- The data
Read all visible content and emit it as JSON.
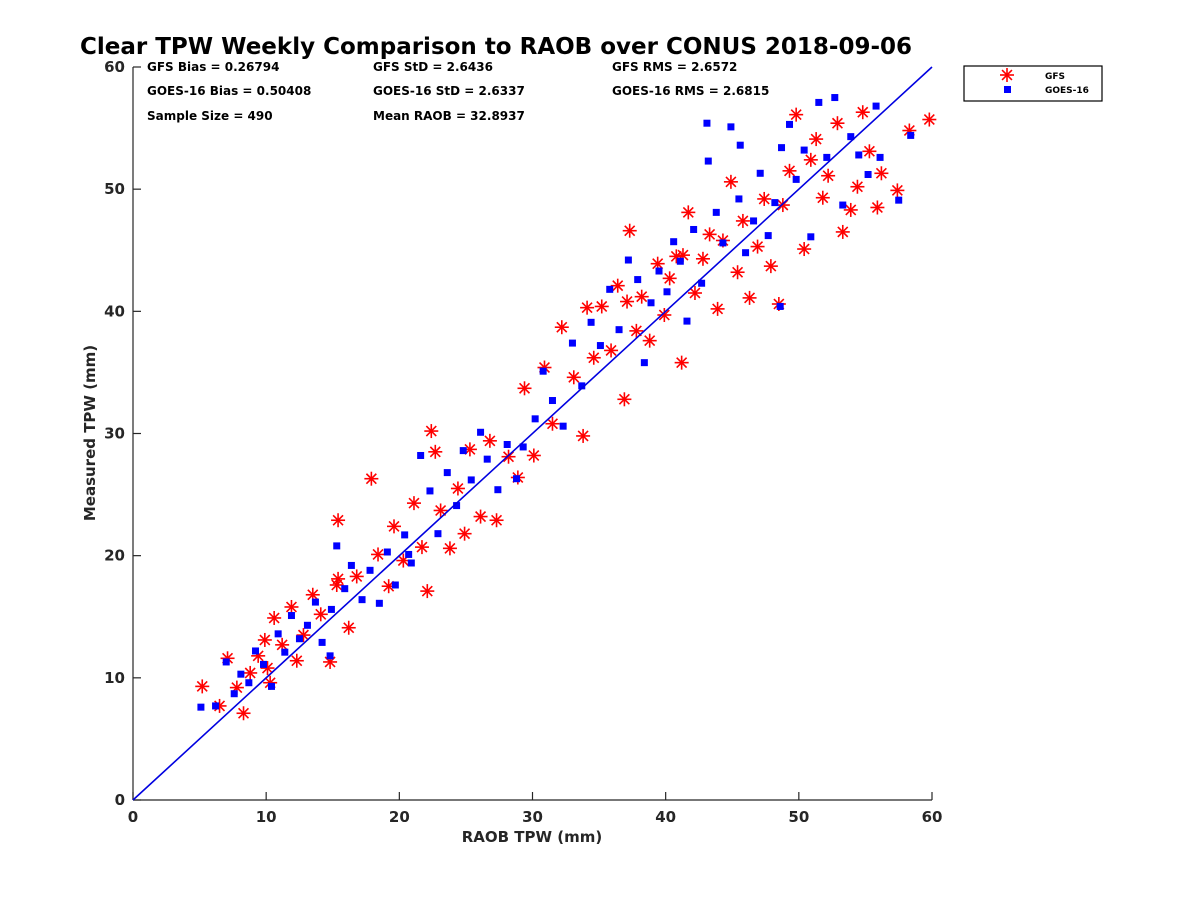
{
  "chart_data": {
    "type": "scatter",
    "title": "Clear TPW Weekly Comparison to RAOB over CONUS 2018-09-06",
    "xlabel": "RAOB TPW (mm)",
    "ylabel": "Measured TPW (mm)",
    "xlim": [
      0,
      60
    ],
    "ylim": [
      0,
      60
    ],
    "xticks": [
      0,
      10,
      20,
      30,
      40,
      50,
      60
    ],
    "yticks": [
      0,
      10,
      20,
      30,
      40,
      50,
      60
    ],
    "legend_position": "outside top-right",
    "reference_line": {
      "x": [
        0,
        60
      ],
      "y": [
        0,
        60
      ],
      "color": "#0000e0"
    },
    "stats": {
      "gfs_bias": "GFS Bias = 0.26794",
      "goes_bias": "GOES-16 Bias = 0.50408",
      "sample_size": "Sample Size = 490",
      "gfs_std": "GFS StD = 2.6436",
      "goes_std": "GOES-16 StD = 2.6337",
      "mean_raob": "Mean RAOB = 32.8937",
      "gfs_rms": "GFS RMS = 2.6572",
      "goes_rms": "GOES-16 RMS = 2.6815"
    },
    "series": [
      {
        "name": "GFS",
        "marker": "asterisk",
        "color": "#ff0000",
        "x": [
          5.2,
          6.5,
          7.1,
          7.8,
          8.3,
          8.8,
          9.4,
          9.9,
          10.3,
          10.6,
          11.2,
          11.9,
          12.3,
          12.8,
          13.5,
          14.1,
          14.8,
          15.3,
          15.4,
          16.2,
          16.8,
          17.9,
          18.4,
          19.2,
          19.6,
          20.3,
          21.1,
          21.7,
          22.1,
          22.4,
          22.7,
          23.1,
          23.8,
          24.4,
          24.9,
          25.3,
          26.1,
          26.8,
          27.3,
          28.2,
          28.9,
          29.4,
          30.1,
          30.9,
          31.5,
          32.2,
          33.1,
          33.8,
          34.1,
          34.6,
          35.2,
          35.9,
          36.4,
          36.9,
          37.3,
          37.8,
          38.2,
          38.8,
          39.4,
          39.9,
          40.3,
          40.8,
          41.2,
          41.7,
          42.2,
          42.8,
          43.3,
          43.9,
          44.3,
          44.9,
          45.4,
          45.8,
          46.3,
          46.9,
          47.4,
          47.9,
          48.5,
          48.8,
          49.3,
          49.8,
          50.4,
          50.9,
          51.3,
          51.8,
          52.2,
          52.9,
          53.3,
          53.9,
          54.4,
          54.8,
          55.3,
          55.9,
          56.2,
          57.4,
          58.3,
          59.8,
          41.3,
          37.1,
          15.4,
          10.1
        ],
        "y": [
          9.3,
          7.7,
          11.6,
          9.2,
          7.1,
          10.4,
          11.8,
          13.1,
          9.6,
          14.9,
          12.7,
          15.8,
          11.4,
          13.5,
          16.8,
          15.2,
          11.3,
          17.6,
          22.9,
          14.1,
          18.3,
          26.3,
          20.1,
          17.5,
          22.4,
          19.6,
          24.3,
          20.7,
          17.1,
          30.2,
          28.5,
          23.7,
          20.6,
          25.5,
          21.8,
          28.7,
          23.2,
          29.4,
          22.9,
          28.1,
          26.4,
          33.7,
          28.2,
          35.4,
          30.8,
          38.7,
          34.6,
          29.8,
          40.3,
          36.2,
          40.4,
          36.8,
          42.1,
          32.8,
          46.6,
          38.4,
          41.2,
          37.6,
          43.9,
          39.7,
          42.7,
          44.5,
          35.8,
          48.1,
          41.5,
          44.3,
          46.3,
          40.2,
          45.8,
          50.6,
          43.2,
          47.4,
          41.1,
          45.3,
          49.2,
          43.7,
          40.6,
          48.7,
          51.5,
          56.1,
          45.1,
          52.4,
          54.1,
          49.3,
          51.1,
          55.4,
          46.5,
          48.3,
          50.2,
          56.3,
          53.1,
          48.5,
          51.3,
          49.9,
          54.8,
          55.7,
          44.6,
          40.8,
          18.1,
          10.8
        ]
      },
      {
        "name": "GOES-16",
        "marker": "square",
        "color": "#0000ff",
        "x": [
          5.1,
          6.2,
          7.0,
          7.6,
          8.1,
          8.7,
          9.2,
          9.8,
          10.4,
          10.9,
          11.4,
          11.9,
          12.5,
          13.1,
          13.7,
          14.2,
          14.9,
          15.3,
          15.9,
          16.4,
          17.2,
          17.8,
          18.5,
          19.1,
          19.7,
          20.4,
          20.9,
          21.6,
          22.3,
          22.9,
          23.6,
          24.3,
          24.8,
          25.4,
          26.1,
          26.6,
          27.4,
          28.1,
          28.8,
          29.3,
          30.2,
          30.8,
          31.5,
          32.3,
          33.0,
          33.7,
          34.4,
          35.1,
          35.8,
          36.5,
          37.2,
          37.9,
          38.4,
          38.9,
          39.5,
          40.1,
          40.6,
          41.1,
          41.6,
          42.1,
          42.7,
          43.2,
          43.8,
          44.3,
          44.9,
          45.5,
          46.0,
          46.6,
          47.1,
          47.7,
          48.2,
          48.7,
          49.3,
          49.8,
          50.4,
          50.9,
          51.5,
          52.1,
          52.7,
          53.3,
          53.9,
          54.5,
          55.2,
          55.8,
          56.1,
          57.5,
          58.4,
          43.1,
          45.6,
          48.6,
          20.7,
          14.8
        ],
        "y": [
          7.6,
          7.7,
          11.3,
          8.7,
          10.3,
          9.6,
          12.2,
          11.1,
          9.3,
          13.6,
          12.1,
          15.1,
          13.2,
          14.3,
          16.2,
          12.9,
          15.6,
          20.8,
          17.3,
          19.2,
          16.4,
          18.8,
          16.1,
          20.3,
          17.6,
          21.7,
          19.4,
          28.2,
          25.3,
          21.8,
          26.8,
          24.1,
          28.6,
          26.2,
          30.1,
          27.9,
          25.4,
          29.1,
          26.3,
          28.9,
          31.2,
          35.1,
          32.7,
          30.6,
          37.4,
          33.9,
          39.1,
          37.2,
          41.8,
          38.5,
          44.2,
          42.6,
          35.8,
          40.7,
          43.3,
          41.6,
          45.7,
          44.1,
          39.2,
          46.7,
          42.3,
          52.3,
          48.1,
          45.6,
          55.1,
          49.2,
          44.8,
          47.4,
          51.3,
          46.2,
          48.9,
          53.4,
          55.3,
          50.8,
          53.2,
          46.1,
          57.1,
          52.6,
          57.5,
          48.7,
          54.3,
          52.8,
          51.2,
          56.8,
          52.6,
          49.1,
          54.4,
          55.4,
          53.6,
          40.4,
          20.1,
          11.8
        ]
      }
    ]
  }
}
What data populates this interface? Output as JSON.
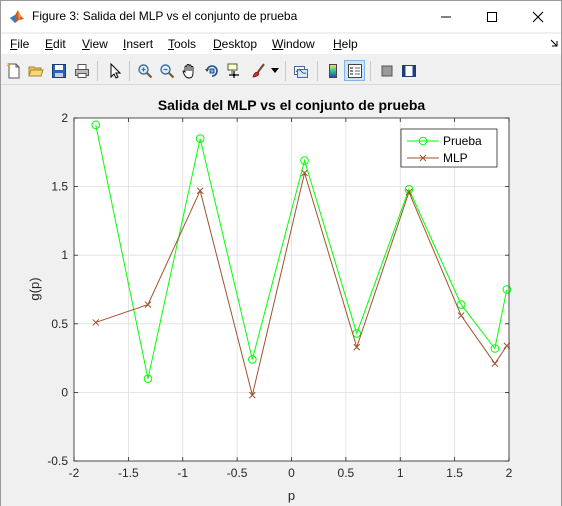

- Aim of the task
Output every entry verbatim. Pictures do not belong in the copy.

- Answer for this exercise
Read all visible content and emit it as JSON.
{
  "chart_data": {
    "type": "scatter",
    "title": "Clear TPW Weekly Comparison to RAOB over CONUS 2018-09-06",
    "xlabel": "RAOB TPW (mm)",
    "ylabel": "Measured TPW (mm)",
    "xlim": [
      0,
      60
    ],
    "ylim": [
      0,
      60
    ],
    "xticks": [
      0,
      10,
      20,
      30,
      40,
      50,
      60
    ],
    "yticks": [
      0,
      10,
      20,
      30,
      40,
      50,
      60
    ],
    "legend_position": "outside top-right",
    "reference_line": {
      "x": [
        0,
        60
      ],
      "y": [
        0,
        60
      ],
      "color": "#0000e0"
    },
    "stats": {
      "gfs_bias": "GFS Bias = 0.26794",
      "goes_bias": "GOES-16 Bias = 0.50408",
      "sample_size": "Sample Size = 490",
      "gfs_std": "GFS StD = 2.6436",
      "goes_std": "GOES-16 StD = 2.6337",
      "mean_raob": "Mean RAOB = 32.8937",
      "gfs_rms": "GFS RMS = 2.6572",
      "goes_rms": "GOES-16 RMS = 2.6815"
    },
    "series": [
      {
        "name": "GFS",
        "marker": "asterisk",
        "color": "#ff0000",
        "x": [
          5.2,
          6.5,
          7.1,
          7.8,
          8.3,
          8.8,
          9.4,
          9.9,
          10.3,
          10.6,
          11.2,
          11.9,
          12.3,
          12.8,
          13.5,
          14.1,
          14.8,
          15.3,
          15.4,
          16.2,
          16.8,
          17.9,
          18.4,
          19.2,
          19.6,
          20.3,
          21.1,
          21.7,
          22.1,
          22.4,
          22.7,
          23.1,
          23.8,
          24.4,
          24.9,
          25.3,
          26.1,
          26.8,
          27.3,
          28.2,
          28.9,
          29.4,
          30.1,
          30.9,
          31.5,
          32.2,
          33.1,
          33.8,
          34.1,
          34.6,
          35.2,
          35.9,
          36.4,
          36.9,
          37.3,
          37.8,
          38.2,
          38.8,
          39.4,
          39.9,
          40.3,
          40.8,
          41.2,
          41.7,
          42.2,
          42.8,
          43.3,
          43.9,
          44.3,
          44.9,
          45.4,
          45.8,
          46.3,
          46.9,
          47.4,
          47.9,
          48.5,
          48.8,
          49.3,
          49.8,
          50.4,
          50.9,
          51.3,
          51.8,
          52.2,
          52.9,
          53.3,
          53.9,
          54.4,
          54.8,
          55.3,
          55.9,
          56.2,
          57.4,
          58.3,
          59.8,
          41.3,
          37.1,
          15.4,
          10.1
        ],
        "y": [
          9.3,
          7.7,
          11.6,
          9.2,
          7.1,
          10.4,
          11.8,
          13.1,
          9.6,
          14.9,
          12.7,
          15.8,
          11.4,
          13.5,
          16.8,
          15.2,
          11.3,
          17.6,
          22.9,
          14.1,
          18.3,
          26.3,
          20.1,
          17.5,
          22.4,
          19.6,
          24.3,
          20.7,
          17.1,
          30.2,
          28.5,
          23.7,
          20.6,
          25.5,
          21.8,
          28.7,
          23.2,
          29.4,
          22.9,
          28.1,
          26.4,
          33.7,
          28.2,
          35.4,
          30.8,
          38.7,
          34.6,
          29.8,
          40.3,
          36.2,
          40.4,
          36.8,
          42.1,
          32.8,
          46.6,
          38.4,
          41.2,
          37.6,
          43.9,
          39.7,
          42.7,
          44.5,
          35.8,
          48.1,
          41.5,
          44.3,
          46.3,
          40.2,
          45.8,
          50.6,
          43.2,
          47.4,
          41.1,
          45.3,
          49.2,
          43.7,
          40.6,
          48.7,
          51.5,
          56.1,
          45.1,
          52.4,
          54.1,
          49.3,
          51.1,
          55.4,
          46.5,
          48.3,
          50.2,
          56.3,
          53.1,
          48.5,
          51.3,
          49.9,
          54.8,
          55.7,
          44.6,
          40.8,
          18.1,
          10.8
        ]
      },
      {
        "name": "GOES-16",
        "marker": "square",
        "color": "#0000ff",
        "x": [
          5.1,
          6.2,
          7.0,
          7.6,
          8.1,
          8.7,
          9.2,
          9.8,
          10.4,
          10.9,
          11.4,
          11.9,
          12.5,
          13.1,
          13.7,
          14.2,
          14.9,
          15.3,
          15.9,
          16.4,
          17.2,
          17.8,
          18.5,
          19.1,
          19.7,
          20.4,
          20.9,
          21.6,
          22.3,
          22.9,
          23.6,
          24.3,
          24.8,
          25.4,
          26.1,
          26.6,
          27.4,
          28.1,
          28.8,
          29.3,
          30.2,
          30.8,
          31.5,
          32.3,
          33.0,
          33.7,
          34.4,
          35.1,
          35.8,
          36.5,
          37.2,
          37.9,
          38.4,
          38.9,
          39.5,
          40.1,
          40.6,
          41.1,
          41.6,
          42.1,
          42.7,
          43.2,
          43.8,
          44.3,
          44.9,
          45.5,
          46.0,
          46.6,
          47.1,
          47.7,
          48.2,
          48.7,
          49.3,
          49.8,
          50.4,
          50.9,
          51.5,
          52.1,
          52.7,
          53.3,
          53.9,
          54.5,
          55.2,
          55.8,
          56.1,
          57.5,
          58.4,
          43.1,
          45.6,
          48.6,
          20.7,
          14.8
        ],
        "y": [
          7.6,
          7.7,
          11.3,
          8.7,
          10.3,
          9.6,
          12.2,
          11.1,
          9.3,
          13.6,
          12.1,
          15.1,
          13.2,
          14.3,
          16.2,
          12.9,
          15.6,
          20.8,
          17.3,
          19.2,
          16.4,
          18.8,
          16.1,
          20.3,
          17.6,
          21.7,
          19.4,
          28.2,
          25.3,
          21.8,
          26.8,
          24.1,
          28.6,
          26.2,
          30.1,
          27.9,
          25.4,
          29.1,
          26.3,
          28.9,
          31.2,
          35.1,
          32.7,
          30.6,
          37.4,
          33.9,
          39.1,
          37.2,
          41.8,
          38.5,
          44.2,
          42.6,
          35.8,
          40.7,
          43.3,
          41.6,
          45.7,
          44.1,
          39.2,
          46.7,
          42.3,
          52.3,
          48.1,
          45.6,
          55.1,
          49.2,
          44.8,
          47.4,
          51.3,
          46.2,
          48.9,
          53.4,
          55.3,
          50.8,
          53.2,
          46.1,
          57.1,
          52.6,
          57.5,
          48.7,
          54.3,
          52.8,
          51.2,
          56.8,
          52.6,
          49.1,
          54.4,
          55.4,
          53.6,
          40.4,
          20.1,
          11.8
        ]
      }
    ]
  }
}
What data populates this interface? Output as JSON.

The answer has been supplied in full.